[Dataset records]
>>>
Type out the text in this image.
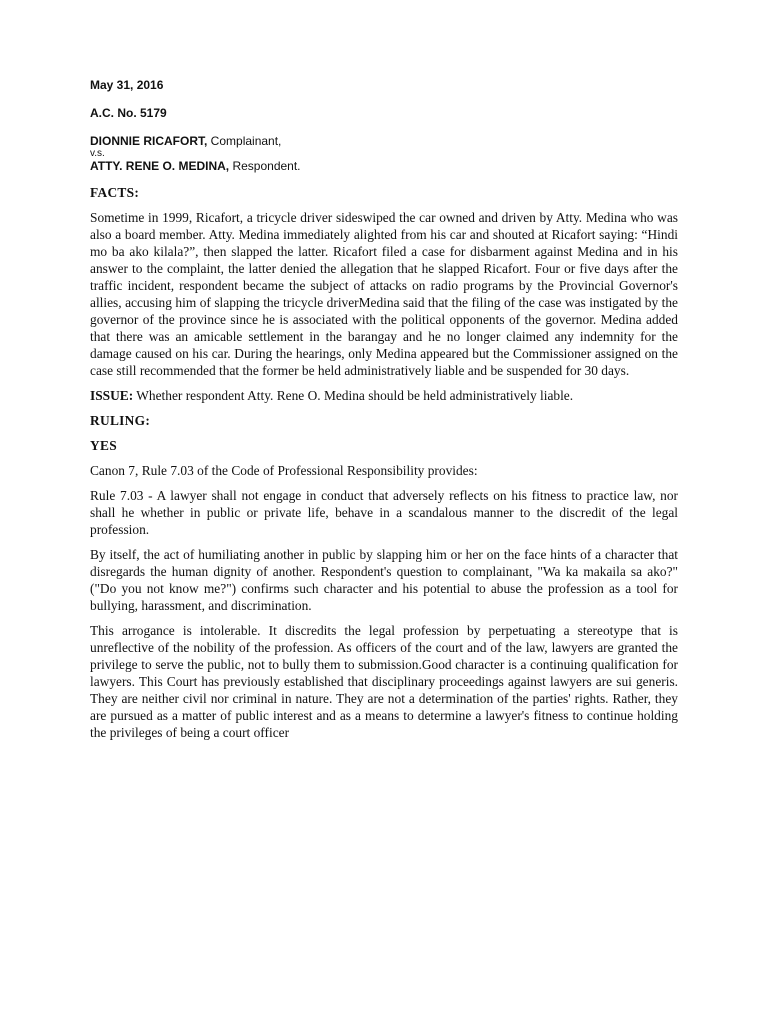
May 31, 2016

A.C. No. 5179

DIONNIE RICAFORT, Complainant,
v.s.
ATTY. RENE O. MEDINA, Respondent.

FACTS:

Sometime in 1999, Ricafort, a tricycle driver sideswiped the car owned and driven by Atty. Medina who was also a board member. Atty. Medina immediately alighted from his car and shouted at Ricafort saying: “Hindi mo ba ako kilala?”, then slapped the latter. Ricafort filed a case for disbarment against Medina and in his answer to the complaint, the latter denied the allegation that he slapped Ricafort. Four or five days after the traffic incident, respondent became the subject of attacks on radio programs by the Provincial Governor's allies, accusing him of slapping the tricycle driverMedina said that the filing of the case was instigated by the governor of the province since he is associated with the political opponents of the governor. Medina added that there was an amicable settlement in the barangay and he no longer claimed any indemnity for the damage caused on his car. During the hearings, only Medina appeared but the Commissioner assigned on the case still recommended that the former be held administratively liable and be suspended for 30 days.

ISSUE: Whether respondent Atty. Rene O. Medina should be held administratively liable.

RULING:

YES

Canon 7, Rule 7.03 of the Code of Professional Responsibility provides:

Rule 7.03 - A lawyer shall not engage in conduct that adversely reflects on his fitness to practice law, nor shall he whether in public or private life, behave in a scandalous manner to the discredit of the legal profession.

By itself, the act of humiliating another in public by slapping him or her on the face hints of a character that disregards the human dignity of another. Respondent's question to complainant, "Wa ka makaila sa ako?" ("Do you not know me?") confirms such character and his potential to abuse the profession as a tool for bullying, harassment, and discrimination.

This arrogance is intolerable. It discredits the legal profession by perpetuating a stereotype that is unreflective of the nobility of the profession. As officers of the court and of the law, lawyers are granted the privilege to serve the public, not to bully them to submission.Good character is a continuing qualification for lawyers. This Court has previously established that disciplinary proceedings against lawyers are sui generis. They are neither civil nor criminal in nature. They are not a determination of the parties' rights. Rather, they are pursued as a matter of public interest and as a means to determine a lawyer's fitness to continue holding the privileges of being a court officer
<<<
Every line above that contains the word "administratively" should be reported.

Sometime in 1999, Ricafort, a tricycle driver sideswiped the car owned and driven by Atty. Medina who was also a board member. Atty. Medina immediately alighted from his car and shouted at Ricafort saying: “Hindi mo ba ako kilala?”, then slapped the latter. Ricafort filed a case for disbarment against Medina and in his answer to the complaint, the latter denied the allegation that he slapped Ricafort. Four or five days after the traffic incident, respondent became the subject of attacks on radio programs by the Provincial Governor's allies, accusing him of slapping the tricycle driverMedina said that the filing of the case was instigated by the governor of the province since he is associated with the political opponents of the governor. Medina added that there was an amicable settlement in the barangay and he no longer claimed any indemnity for the damage caused on his car. During the hearings, only Medina appeared but the Commissioner assigned on the case still recommended that the former be held administratively liable and be suspended for 30 days.
ISSUE: Whether respondent Atty. Rene O. Medina should be held administratively liable.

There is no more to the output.